Saved entries:

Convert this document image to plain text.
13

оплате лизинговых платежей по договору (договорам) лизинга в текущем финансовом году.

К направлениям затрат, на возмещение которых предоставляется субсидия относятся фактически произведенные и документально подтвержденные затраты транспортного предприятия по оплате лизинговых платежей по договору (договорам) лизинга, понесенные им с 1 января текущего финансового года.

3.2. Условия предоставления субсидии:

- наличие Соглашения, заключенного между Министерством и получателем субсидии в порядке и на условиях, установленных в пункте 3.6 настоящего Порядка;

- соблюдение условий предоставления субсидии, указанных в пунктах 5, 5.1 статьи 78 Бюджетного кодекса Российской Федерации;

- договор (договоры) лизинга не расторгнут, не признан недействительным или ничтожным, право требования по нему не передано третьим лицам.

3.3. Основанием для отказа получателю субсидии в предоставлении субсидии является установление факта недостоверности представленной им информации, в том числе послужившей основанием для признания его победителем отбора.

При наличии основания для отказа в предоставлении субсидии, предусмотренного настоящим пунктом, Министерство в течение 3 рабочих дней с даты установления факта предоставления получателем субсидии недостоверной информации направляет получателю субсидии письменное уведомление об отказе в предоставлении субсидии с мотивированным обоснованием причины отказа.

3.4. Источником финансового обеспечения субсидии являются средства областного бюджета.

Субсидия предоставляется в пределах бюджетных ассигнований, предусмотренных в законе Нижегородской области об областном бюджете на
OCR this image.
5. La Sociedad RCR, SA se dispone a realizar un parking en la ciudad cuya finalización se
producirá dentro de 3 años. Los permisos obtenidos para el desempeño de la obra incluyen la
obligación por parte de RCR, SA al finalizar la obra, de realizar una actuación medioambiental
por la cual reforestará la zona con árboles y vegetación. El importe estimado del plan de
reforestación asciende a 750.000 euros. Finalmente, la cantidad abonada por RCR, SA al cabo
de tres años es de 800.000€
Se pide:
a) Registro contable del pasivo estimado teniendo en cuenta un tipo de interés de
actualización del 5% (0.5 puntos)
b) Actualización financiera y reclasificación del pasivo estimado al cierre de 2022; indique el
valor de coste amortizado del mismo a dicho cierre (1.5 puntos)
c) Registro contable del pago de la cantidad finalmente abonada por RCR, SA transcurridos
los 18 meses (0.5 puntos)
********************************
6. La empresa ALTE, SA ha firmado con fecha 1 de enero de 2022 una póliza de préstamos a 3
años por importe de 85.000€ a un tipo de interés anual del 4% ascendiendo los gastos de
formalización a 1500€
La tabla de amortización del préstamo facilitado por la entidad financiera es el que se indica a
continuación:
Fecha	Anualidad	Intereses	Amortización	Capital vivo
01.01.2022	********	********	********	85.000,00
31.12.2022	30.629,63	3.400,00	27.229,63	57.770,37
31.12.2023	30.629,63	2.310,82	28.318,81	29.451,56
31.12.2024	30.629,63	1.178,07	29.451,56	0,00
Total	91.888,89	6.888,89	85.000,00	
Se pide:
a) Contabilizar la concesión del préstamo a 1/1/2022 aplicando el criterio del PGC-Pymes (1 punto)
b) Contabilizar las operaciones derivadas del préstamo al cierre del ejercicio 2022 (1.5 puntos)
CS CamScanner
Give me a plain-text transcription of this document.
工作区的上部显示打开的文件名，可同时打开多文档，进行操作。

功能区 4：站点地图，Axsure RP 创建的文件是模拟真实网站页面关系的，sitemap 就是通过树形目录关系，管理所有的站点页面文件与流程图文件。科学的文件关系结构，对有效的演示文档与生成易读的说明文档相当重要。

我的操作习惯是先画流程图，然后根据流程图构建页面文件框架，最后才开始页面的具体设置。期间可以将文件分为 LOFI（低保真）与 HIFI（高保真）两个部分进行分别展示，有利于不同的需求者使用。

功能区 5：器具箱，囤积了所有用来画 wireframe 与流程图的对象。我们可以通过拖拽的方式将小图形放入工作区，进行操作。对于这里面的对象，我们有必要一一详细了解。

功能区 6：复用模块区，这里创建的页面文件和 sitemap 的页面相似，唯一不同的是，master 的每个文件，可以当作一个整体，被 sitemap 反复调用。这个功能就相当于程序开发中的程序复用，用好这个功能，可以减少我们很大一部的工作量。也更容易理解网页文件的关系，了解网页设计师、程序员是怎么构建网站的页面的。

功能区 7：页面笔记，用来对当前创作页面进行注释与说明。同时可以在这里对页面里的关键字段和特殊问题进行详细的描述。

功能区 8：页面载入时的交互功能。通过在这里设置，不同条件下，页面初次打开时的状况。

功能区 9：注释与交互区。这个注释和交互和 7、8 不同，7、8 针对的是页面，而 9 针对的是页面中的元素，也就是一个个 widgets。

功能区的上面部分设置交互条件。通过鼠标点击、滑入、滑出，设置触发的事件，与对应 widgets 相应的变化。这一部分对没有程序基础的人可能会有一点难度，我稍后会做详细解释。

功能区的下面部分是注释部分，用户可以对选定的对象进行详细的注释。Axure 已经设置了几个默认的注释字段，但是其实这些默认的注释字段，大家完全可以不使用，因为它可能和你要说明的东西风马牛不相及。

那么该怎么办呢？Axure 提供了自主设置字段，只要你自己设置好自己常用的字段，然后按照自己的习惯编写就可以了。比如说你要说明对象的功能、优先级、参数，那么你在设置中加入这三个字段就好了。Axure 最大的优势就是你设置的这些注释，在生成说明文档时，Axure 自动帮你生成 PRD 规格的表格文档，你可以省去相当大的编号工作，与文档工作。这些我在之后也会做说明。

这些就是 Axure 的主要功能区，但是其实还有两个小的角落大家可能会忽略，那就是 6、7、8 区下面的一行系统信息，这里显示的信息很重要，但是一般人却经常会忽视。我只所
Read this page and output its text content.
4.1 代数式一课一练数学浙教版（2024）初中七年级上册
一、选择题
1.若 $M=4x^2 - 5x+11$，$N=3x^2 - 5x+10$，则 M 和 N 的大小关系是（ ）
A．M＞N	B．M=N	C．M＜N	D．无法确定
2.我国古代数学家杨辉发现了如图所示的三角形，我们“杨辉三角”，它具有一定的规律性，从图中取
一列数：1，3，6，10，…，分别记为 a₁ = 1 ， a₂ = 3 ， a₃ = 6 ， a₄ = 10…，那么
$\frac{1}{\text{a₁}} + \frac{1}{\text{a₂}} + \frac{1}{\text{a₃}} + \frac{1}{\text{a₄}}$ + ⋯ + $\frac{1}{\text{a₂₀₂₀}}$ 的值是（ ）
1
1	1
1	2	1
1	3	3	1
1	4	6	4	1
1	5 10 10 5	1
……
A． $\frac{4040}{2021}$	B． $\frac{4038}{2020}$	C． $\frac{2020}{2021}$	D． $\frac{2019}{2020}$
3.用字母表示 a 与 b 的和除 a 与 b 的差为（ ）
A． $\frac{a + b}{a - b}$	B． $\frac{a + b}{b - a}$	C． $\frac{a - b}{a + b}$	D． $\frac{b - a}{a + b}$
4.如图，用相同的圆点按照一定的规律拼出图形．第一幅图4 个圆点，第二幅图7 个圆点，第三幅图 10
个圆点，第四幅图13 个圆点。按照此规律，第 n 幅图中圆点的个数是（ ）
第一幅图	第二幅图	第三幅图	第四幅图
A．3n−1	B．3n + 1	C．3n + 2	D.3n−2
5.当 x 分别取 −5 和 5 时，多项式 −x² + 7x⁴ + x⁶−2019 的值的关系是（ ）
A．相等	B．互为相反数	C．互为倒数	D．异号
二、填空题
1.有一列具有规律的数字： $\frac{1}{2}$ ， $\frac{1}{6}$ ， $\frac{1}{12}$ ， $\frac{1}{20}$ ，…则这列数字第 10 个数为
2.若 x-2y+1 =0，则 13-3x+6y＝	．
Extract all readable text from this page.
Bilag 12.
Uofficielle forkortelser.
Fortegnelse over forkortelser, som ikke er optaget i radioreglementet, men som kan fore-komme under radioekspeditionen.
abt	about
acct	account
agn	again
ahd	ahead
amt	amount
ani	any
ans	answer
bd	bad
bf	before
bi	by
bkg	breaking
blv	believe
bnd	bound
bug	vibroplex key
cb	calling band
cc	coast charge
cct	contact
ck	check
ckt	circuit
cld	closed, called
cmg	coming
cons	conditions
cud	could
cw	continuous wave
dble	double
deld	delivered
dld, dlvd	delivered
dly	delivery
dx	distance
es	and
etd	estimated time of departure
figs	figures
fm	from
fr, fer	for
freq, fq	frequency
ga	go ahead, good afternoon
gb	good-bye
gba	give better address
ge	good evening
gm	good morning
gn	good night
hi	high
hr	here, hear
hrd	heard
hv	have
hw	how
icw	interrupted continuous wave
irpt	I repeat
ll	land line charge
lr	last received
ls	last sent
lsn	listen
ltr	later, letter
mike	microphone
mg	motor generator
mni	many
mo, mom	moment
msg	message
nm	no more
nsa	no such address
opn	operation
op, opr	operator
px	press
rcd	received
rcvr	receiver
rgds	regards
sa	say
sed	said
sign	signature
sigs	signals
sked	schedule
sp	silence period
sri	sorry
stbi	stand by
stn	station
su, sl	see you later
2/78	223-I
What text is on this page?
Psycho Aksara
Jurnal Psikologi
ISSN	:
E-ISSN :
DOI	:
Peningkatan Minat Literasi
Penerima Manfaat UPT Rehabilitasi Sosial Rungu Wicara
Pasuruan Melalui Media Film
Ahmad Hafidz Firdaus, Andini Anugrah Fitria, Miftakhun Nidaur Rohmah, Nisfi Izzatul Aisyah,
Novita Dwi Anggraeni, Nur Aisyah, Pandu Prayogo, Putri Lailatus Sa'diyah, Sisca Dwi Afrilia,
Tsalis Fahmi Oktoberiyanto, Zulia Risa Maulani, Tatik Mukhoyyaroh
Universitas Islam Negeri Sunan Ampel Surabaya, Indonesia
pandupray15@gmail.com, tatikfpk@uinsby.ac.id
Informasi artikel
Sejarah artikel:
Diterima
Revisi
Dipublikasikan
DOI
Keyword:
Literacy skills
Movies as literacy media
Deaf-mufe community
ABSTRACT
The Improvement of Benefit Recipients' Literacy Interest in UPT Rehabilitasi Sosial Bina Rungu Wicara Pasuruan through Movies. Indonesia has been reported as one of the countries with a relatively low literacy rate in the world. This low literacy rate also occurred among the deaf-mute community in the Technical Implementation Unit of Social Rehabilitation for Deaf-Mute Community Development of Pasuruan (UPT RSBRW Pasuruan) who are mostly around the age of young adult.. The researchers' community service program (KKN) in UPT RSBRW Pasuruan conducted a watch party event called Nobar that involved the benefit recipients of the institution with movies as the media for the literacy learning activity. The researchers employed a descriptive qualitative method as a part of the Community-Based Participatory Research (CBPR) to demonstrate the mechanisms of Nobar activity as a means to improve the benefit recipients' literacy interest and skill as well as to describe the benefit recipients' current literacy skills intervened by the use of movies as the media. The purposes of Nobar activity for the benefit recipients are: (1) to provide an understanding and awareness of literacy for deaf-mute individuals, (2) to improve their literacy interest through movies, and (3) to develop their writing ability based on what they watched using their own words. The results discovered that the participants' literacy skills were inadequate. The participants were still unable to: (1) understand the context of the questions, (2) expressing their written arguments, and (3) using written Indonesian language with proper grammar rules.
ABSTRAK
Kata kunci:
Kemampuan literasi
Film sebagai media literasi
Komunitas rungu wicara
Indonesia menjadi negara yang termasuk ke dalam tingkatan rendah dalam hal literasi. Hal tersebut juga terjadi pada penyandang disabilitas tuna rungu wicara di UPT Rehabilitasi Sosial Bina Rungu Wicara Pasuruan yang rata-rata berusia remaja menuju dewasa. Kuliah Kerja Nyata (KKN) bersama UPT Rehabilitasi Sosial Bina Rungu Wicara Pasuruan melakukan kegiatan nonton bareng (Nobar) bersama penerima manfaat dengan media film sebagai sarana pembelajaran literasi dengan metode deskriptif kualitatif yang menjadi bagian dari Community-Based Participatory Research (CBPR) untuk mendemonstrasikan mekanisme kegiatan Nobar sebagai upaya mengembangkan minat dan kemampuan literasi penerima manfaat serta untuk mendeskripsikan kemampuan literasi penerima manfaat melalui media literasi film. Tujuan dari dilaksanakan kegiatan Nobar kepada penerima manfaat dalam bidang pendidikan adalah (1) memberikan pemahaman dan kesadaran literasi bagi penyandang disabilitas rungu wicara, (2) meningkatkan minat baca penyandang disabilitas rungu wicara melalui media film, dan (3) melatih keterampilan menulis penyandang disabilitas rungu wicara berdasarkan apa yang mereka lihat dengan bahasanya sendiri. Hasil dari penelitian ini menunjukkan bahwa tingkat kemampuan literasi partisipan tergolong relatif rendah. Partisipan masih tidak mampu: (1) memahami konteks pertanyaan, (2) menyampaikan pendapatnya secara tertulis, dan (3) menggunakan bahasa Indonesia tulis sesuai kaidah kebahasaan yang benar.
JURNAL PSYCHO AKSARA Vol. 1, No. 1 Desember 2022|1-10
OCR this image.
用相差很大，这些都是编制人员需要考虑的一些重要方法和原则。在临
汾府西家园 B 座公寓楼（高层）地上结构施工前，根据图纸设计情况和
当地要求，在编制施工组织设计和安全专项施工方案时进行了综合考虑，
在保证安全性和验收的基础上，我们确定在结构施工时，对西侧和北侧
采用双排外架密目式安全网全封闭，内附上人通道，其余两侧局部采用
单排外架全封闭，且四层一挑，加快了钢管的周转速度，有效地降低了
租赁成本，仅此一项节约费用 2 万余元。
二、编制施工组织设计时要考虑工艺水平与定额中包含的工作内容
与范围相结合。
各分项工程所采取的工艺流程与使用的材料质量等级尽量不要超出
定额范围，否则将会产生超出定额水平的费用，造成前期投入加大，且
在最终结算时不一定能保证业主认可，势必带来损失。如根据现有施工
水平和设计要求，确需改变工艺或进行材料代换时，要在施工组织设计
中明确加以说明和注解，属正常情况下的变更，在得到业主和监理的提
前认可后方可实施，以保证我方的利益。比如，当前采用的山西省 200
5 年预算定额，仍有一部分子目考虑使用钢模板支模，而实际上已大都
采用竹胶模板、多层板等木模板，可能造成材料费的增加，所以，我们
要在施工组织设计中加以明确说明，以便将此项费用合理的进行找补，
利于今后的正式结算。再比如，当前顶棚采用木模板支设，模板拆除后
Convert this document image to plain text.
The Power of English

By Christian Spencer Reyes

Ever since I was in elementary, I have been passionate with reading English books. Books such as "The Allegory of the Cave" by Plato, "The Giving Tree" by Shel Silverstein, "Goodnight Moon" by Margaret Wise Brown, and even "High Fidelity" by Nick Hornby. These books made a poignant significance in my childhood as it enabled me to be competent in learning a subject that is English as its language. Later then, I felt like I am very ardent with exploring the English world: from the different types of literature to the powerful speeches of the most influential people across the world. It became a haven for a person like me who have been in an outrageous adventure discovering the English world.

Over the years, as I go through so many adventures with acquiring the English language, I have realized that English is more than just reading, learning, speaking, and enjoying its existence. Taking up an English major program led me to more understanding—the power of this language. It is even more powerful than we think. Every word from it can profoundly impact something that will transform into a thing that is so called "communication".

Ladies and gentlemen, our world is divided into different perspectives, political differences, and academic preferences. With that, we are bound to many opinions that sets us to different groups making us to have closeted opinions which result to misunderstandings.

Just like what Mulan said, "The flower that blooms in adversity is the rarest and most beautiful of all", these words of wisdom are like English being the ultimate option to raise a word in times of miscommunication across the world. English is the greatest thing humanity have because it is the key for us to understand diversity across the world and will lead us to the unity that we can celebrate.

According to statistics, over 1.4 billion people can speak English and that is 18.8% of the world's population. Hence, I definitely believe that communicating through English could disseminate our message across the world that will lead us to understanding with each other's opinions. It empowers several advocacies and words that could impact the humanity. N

What to produce
Point out every line holding the string "financiera" and copy it.

Result
b) Actualización financiera y reclasificación del pasivo estimado al cierre de 2022; indique el
La tabla de amortización del préstamo facilitado por la entidad financiera es el que se indica a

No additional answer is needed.